_WHAT YOU WILL DO_
Copy the data from its first line through the line containing "text-line: 一、选择题 bbox=[146, 169, 224, 187]", replacing "text-line" with "text-row" and leaving everything else unchanged.

[Stored items]
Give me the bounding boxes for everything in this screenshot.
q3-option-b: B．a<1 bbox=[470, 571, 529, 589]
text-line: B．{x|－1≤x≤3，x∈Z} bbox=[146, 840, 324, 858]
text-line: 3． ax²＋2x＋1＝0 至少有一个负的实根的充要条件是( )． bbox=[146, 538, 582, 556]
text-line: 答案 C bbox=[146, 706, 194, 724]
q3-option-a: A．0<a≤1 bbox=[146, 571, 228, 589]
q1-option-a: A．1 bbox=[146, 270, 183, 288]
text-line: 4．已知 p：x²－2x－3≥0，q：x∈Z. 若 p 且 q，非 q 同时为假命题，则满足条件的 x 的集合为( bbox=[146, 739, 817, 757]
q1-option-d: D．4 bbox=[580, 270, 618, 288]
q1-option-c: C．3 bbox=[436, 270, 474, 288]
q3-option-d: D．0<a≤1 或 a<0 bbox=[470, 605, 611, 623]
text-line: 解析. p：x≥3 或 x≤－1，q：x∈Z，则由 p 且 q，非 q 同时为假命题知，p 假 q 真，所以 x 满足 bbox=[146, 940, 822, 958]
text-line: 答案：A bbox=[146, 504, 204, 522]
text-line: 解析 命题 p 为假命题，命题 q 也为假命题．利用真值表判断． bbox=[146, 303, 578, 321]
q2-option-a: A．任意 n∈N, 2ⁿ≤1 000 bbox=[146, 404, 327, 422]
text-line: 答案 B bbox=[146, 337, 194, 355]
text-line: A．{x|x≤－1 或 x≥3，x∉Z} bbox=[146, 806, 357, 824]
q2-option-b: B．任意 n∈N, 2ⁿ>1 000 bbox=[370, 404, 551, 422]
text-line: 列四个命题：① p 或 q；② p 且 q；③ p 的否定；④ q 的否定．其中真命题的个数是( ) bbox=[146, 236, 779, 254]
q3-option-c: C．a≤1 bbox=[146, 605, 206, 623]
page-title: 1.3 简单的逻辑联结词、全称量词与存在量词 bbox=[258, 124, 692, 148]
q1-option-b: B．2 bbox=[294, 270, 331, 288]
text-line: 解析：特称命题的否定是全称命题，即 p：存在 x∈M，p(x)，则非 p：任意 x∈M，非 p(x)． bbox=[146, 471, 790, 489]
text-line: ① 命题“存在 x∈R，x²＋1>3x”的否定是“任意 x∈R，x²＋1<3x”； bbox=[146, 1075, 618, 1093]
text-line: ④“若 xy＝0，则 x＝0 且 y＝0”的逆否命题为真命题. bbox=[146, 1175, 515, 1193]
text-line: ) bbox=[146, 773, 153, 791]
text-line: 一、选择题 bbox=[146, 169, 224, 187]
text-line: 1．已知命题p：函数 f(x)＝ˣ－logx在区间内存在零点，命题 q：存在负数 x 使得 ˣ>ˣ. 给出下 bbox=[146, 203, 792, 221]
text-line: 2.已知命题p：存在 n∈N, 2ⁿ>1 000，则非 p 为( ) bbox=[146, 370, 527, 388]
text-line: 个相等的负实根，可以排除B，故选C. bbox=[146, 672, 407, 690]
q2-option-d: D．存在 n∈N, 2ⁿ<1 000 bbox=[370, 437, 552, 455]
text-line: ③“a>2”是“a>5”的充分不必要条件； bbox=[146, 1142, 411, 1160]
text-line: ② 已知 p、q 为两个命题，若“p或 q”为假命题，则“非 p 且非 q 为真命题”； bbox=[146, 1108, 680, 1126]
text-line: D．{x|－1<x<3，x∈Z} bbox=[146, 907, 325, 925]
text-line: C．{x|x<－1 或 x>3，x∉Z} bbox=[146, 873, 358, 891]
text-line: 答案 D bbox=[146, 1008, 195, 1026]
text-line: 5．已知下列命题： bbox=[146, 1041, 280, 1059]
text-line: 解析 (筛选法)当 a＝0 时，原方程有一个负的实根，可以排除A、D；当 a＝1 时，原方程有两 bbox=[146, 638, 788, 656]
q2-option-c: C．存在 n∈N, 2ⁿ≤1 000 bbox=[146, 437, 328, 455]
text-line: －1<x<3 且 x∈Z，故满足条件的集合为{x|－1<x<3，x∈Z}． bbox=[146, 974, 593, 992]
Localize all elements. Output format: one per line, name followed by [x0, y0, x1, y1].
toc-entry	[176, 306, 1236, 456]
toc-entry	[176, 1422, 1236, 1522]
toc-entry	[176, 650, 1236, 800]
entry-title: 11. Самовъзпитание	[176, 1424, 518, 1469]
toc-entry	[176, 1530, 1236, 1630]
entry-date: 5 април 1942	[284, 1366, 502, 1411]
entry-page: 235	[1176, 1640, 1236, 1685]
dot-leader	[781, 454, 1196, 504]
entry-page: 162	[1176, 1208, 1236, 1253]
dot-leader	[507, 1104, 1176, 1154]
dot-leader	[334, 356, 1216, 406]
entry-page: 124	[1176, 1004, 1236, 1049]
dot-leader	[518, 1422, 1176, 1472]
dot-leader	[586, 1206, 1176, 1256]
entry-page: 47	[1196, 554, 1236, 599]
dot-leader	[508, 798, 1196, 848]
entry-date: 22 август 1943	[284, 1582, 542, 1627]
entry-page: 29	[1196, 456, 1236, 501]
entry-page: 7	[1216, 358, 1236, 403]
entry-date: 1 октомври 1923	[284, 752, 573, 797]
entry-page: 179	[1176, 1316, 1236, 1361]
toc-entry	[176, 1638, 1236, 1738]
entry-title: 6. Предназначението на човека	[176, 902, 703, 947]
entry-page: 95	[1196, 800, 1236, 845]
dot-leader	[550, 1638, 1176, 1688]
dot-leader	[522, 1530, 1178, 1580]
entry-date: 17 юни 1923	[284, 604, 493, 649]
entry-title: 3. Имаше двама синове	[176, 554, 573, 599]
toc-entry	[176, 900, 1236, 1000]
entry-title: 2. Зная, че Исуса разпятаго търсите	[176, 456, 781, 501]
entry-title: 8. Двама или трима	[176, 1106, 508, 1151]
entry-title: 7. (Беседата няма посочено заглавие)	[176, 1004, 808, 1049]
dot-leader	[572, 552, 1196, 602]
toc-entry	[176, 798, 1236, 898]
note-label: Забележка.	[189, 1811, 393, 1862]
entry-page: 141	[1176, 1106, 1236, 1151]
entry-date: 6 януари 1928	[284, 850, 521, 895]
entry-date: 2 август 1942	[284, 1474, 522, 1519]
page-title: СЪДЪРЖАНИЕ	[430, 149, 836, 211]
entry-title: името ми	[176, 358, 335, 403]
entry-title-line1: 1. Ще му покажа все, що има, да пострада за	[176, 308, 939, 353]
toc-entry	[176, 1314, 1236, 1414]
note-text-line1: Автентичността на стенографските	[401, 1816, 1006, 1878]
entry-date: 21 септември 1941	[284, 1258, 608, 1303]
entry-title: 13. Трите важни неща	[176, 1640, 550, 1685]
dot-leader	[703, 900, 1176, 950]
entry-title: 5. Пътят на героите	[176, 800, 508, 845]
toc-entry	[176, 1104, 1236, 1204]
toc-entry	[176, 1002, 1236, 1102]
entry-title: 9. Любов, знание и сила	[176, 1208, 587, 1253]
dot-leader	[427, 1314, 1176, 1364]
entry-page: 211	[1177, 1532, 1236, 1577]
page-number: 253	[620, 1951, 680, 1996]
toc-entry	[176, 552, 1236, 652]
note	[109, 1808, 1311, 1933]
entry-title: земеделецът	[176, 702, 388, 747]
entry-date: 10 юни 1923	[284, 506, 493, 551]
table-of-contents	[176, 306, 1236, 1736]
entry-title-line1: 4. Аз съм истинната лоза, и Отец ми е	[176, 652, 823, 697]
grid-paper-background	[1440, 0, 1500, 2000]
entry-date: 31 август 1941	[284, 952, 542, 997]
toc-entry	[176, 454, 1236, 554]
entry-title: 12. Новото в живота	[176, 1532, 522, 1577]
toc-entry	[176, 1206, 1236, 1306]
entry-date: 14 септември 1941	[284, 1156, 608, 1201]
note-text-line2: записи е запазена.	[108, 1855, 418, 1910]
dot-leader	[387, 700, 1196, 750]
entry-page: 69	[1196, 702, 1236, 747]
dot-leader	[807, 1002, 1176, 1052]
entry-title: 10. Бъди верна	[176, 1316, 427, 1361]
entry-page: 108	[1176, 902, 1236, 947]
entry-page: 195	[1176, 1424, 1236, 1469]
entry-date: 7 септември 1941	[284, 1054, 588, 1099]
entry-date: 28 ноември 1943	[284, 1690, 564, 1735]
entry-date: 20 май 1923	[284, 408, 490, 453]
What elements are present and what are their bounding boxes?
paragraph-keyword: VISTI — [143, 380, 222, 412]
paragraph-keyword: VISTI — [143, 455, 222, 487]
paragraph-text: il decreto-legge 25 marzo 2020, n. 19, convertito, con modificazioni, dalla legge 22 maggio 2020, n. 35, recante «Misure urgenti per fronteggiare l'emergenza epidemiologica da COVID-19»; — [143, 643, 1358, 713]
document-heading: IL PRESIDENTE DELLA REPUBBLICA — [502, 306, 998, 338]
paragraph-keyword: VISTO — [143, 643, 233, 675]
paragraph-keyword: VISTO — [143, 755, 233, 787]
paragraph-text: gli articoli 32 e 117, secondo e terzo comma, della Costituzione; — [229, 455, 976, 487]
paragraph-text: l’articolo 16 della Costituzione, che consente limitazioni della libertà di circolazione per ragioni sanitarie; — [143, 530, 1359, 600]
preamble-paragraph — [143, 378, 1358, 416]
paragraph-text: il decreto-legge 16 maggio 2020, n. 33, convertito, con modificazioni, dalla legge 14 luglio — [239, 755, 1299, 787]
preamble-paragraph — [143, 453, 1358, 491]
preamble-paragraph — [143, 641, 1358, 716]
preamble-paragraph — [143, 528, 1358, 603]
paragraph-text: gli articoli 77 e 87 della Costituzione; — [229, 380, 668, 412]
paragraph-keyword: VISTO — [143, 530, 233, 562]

_FINISHED EXERCISE_
Give me the bounding boxes for everything in this screenshot.
q3-option-b: B．a<1 bbox=[470, 571, 529, 589]
text-row: B．{x|－1≤x≤3，x∈Z} bbox=[146, 840, 324, 858]
text-row: 3． ax²＋2x＋1＝0 至少有一个负的实根的充要条件是( )． bbox=[146, 538, 582, 556]
text-row: 答案 C bbox=[146, 706, 194, 724]
q3-option-a: A．0<a≤1 bbox=[146, 571, 228, 589]
q1-option-a: A．1 bbox=[146, 270, 183, 288]
text-row: 4．已知 p：x²－2x－3≥0，q：x∈Z. 若 p 且 q，非 q 同时为假命题，则满足条件的 x 的集合为( bbox=[146, 739, 817, 757]
q1-option-d: D．4 bbox=[580, 270, 618, 288]
q1-option-c: C．3 bbox=[436, 270, 474, 288]
q3-option-d: D．0<a≤1 或 a<0 bbox=[470, 605, 611, 623]
text-row: 解析. p：x≥3 或 x≤－1，q：x∈Z，则由 p 且 q，非 q 同时为假命题知，p 假 q 真，所以 x 满足 bbox=[146, 940, 822, 958]
text-row: 答案：A bbox=[146, 504, 204, 522]
text-row: 解析 命题 p 为假命题，命题 q 也为假命题．利用真值表判断． bbox=[146, 303, 578, 321]
q2-option-a: A．任意 n∈N, 2ⁿ≤1 000 bbox=[146, 404, 327, 422]
text-row: 答案 B bbox=[146, 337, 194, 355]
text-row: A．{x|x≤－1 或 x≥3，x∉Z} bbox=[146, 806, 357, 824]
q2-option-b: B．任意 n∈N, 2ⁿ>1 000 bbox=[370, 404, 551, 422]
text-row: 列四个命题：① p 或 q；② p 且 q；③ p 的否定；④ q 的否定．其中真命题的个数是( ) bbox=[146, 236, 779, 254]
q3-option-c: C．a≤1 bbox=[146, 605, 206, 623]
page-title: 1.3 简单的逻辑联结词、全称量词与存在量词 bbox=[258, 124, 692, 148]
q1-option-b: B．2 bbox=[294, 270, 331, 288]
text-row: 解析：特称命题的否定是全称命题，即 p：存在 x∈M，p(x)，则非 p：任意 x∈M，非 p(x)． bbox=[146, 471, 790, 489]
text-row: ① 命题“存在 x∈R，x²＋1>3x”的否定是“任意 x∈R，x²＋1<3x”； bbox=[146, 1075, 618, 1093]
text-row: ④“若 xy＝0，则 x＝0 且 y＝0”的逆否命题为真命题. bbox=[146, 1175, 515, 1193]
text-row: ) bbox=[146, 773, 153, 791]
text-row: 一、选择题 bbox=[146, 169, 224, 187]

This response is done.